**Goal:** Reproduce the material in full, exactly as written.

**Records to process:**
━━━

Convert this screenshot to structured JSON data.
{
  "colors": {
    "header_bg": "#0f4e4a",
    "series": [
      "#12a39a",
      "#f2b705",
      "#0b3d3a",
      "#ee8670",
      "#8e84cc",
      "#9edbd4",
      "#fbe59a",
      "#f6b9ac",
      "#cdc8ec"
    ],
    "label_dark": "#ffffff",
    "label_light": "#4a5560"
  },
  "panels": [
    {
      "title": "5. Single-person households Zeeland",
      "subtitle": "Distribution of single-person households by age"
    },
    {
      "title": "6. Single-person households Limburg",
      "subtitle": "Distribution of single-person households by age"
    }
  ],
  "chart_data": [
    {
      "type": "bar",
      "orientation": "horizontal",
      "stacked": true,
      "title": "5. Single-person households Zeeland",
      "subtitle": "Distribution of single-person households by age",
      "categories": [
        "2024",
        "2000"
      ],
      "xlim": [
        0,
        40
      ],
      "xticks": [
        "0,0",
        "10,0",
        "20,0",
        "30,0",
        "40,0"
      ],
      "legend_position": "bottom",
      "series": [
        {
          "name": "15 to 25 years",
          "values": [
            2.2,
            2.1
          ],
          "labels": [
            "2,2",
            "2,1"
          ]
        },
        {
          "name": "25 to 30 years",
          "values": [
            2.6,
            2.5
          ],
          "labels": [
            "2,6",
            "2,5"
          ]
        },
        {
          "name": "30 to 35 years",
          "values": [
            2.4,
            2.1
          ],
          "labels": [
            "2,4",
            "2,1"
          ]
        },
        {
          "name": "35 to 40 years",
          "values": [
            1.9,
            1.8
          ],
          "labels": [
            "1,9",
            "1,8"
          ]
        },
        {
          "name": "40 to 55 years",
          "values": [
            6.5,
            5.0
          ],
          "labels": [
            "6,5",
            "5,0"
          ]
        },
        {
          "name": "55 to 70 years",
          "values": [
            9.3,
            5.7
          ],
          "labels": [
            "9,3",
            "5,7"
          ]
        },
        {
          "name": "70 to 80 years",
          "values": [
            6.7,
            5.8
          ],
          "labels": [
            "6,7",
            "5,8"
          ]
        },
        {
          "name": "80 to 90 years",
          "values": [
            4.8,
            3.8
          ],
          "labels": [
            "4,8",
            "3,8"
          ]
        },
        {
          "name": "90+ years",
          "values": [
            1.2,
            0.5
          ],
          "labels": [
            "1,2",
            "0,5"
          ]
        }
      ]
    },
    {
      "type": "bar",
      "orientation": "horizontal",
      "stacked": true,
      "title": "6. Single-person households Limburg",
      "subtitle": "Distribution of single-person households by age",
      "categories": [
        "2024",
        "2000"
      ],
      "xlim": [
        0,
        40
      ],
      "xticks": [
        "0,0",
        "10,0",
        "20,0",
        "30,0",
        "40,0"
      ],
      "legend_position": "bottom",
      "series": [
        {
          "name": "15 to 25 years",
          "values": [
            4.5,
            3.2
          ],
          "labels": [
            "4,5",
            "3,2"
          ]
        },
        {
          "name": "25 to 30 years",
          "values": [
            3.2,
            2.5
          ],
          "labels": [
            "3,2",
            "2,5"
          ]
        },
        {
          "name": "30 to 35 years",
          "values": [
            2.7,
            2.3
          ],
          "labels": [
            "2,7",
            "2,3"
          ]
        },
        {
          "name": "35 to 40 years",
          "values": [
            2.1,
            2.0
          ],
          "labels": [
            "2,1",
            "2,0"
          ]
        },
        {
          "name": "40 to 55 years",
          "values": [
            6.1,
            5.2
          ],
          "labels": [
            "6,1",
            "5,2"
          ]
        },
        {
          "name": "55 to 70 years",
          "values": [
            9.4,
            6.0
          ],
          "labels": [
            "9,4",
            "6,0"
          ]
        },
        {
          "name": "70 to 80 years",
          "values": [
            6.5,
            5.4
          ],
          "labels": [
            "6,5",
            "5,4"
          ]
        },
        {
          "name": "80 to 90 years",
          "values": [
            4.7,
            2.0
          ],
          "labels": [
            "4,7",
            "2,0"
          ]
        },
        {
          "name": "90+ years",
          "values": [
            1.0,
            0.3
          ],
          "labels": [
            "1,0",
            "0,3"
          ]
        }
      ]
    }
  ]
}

━━━

**Task output:**
Convert this screenshot to structured JSON data.
{
  "colors": {
    "header_bg": "#0f4e4a",
    "series": [
      "#12a39a",
      "#f2b705",
      "#0b3d3a",
      "#ee8670",
      "#8e84cc",
      "#9edbd4",
      "#fbe59a",
      "#f6b9ac",
      "#cdc8ec"
    ],
    "label_dark": "#ffffff",
    "label_light": "#4a5560"
  },
  "panels": [
    {
      "title": "5. Single-person households Zeeland",
      "subtitle": "Distribution of single-person households by age"
    },
    {
      "title": "6. Single-person households Limburg",
      "subtitle": "Distribution of single-person households by age"
    }
  ],
  "chart_data": [
    {
      "type": "bar",
      "orientation": "horizontal",
      "stacked": true,
      "title": "5. Single-person households Zeeland",
      "subtitle": "Distribution of single-person households by age",
      "categories": [
        "2024",
        "2000"
      ],
      "xlim": [
        0,
        40
      ],
      "xticks": [
        "0,0",
        "10,0",
        "20,0",
        "30,0",
        "40,0"
      ],
      "legend_position": "bottom",
      "series": [
        {
          "name": "15 to 25 years",
          "values": [
            2.2,
            2.1
          ],
          "labels": [
            "2,2",
            "2,1"
          ]
        },
        {
          "name": "25 to 30 years",
          "values": [
            2.6,
            2.5
          ],
          "labels": [
            "2,6",
            "2,5"
          ]
        },
        {
          "name": "30 to 35 years",
          "values": [
            2.4,
            2.1
          ],
          "labels": [
            "2,4",
            "2,1"
          ]
        },
        {
          "name": "35 to 40 years",
          "values": [
            1.9,
            1.8
          ],
          "labels": [
            "1,9",
            "1,8"
          ]
        },
        {
          "name": "40 to 55 years",
          "values": [
            6.5,
            5.0
          ],
          "labels": [
            "6,5",
            "5,0"
          ]
        },
        {
          "name": "55 to 70 years",
          "values": [
            9.3,
            5.7
          ],
          "labels": [
            "9,3",
            "5,7"
          ]
        },
        {
          "name": "70 to 80 years",
          "values": [
            6.7,
            5.8
          ],
          "labels": [
            "6,7",
            "5,8"
          ]
        },
        {
          "name": "80 to 90 years",
          "values": [
            4.8,
            3.8
          ],
          "labels": [
            "4,8",
            "3,8"
          ]
        },
        {
          "name": "90+ years",
          "values": [
            1.2,
            0.5
          ],
          "labels": [
            "1,2",
            "0,5"
          ]
        }
      ]
    },
    {
      "type": "bar",
      "orientation": "horizontal",
      "stacked": true,
      "title": "6. Single-person households Limburg",
      "subtitle": "Distribution of single-person households by age",
      "categories": [
        "2024",
        "2000"
      ],
      "xlim": [
        0,
        40
      ],
      "xticks": [
        "0,0",
        "10,0",
        "20,0",
        "30,0",
        "40,0"
      ],
      "legend_position": "bottom",
      "series": [
        {
          "name": "15 to 25 years",
          "values": [
            4.5,
            3.2
          ],
          "labels": [
            "4,5",
            "3,2"
          ]
        },
        {
          "name": "25 to 30 years",
          "values": [
            3.2,
            2.5
          ],
          "labels": [
            "3,2",
            "2,5"
          ]
        },
        {
          "name": "30 to 35 years",
          "values": [
            2.7,
            2.3
          ],
          "labels": [
            "2,7",
            "2,3"
          ]
        },
        {
          "name": "35 to 40 years",
          "values": [
            2.1,
            2.0
          ],
          "labels": [
            "2,1",
            "2,0"
          ]
        },
        {
          "name": "40 to 55 years",
          "values": [
            6.1,
            5.2
          ],
          "labels": [
            "6,1",
            "5,2"
          ]
        },
        {
          "name": "55 to 70 years",
          "values": [
            9.4,
            6.0
          ],
          "labels": [
            "9,4",
            "6,0"
          ]
        },
        {
          "name": "70 to 80 years",
          "values": [
            6.5,
            5.4
          ],
          "labels": [
            "6,5",
            "5,4"
          ]
        },
        {
          "name": "80 to 90 years",
          "values": [
            4.7,
            2.0
          ],
          "labels": [
            "4,7",
            "2,0"
          ]
        },
        {
          "name": "90+ years",
          "values": [
            1.0,
            0.3
          ],
          "labels": [
            "1,0",
            "0,3"
          ]
        }
      ]
    }
  ]
}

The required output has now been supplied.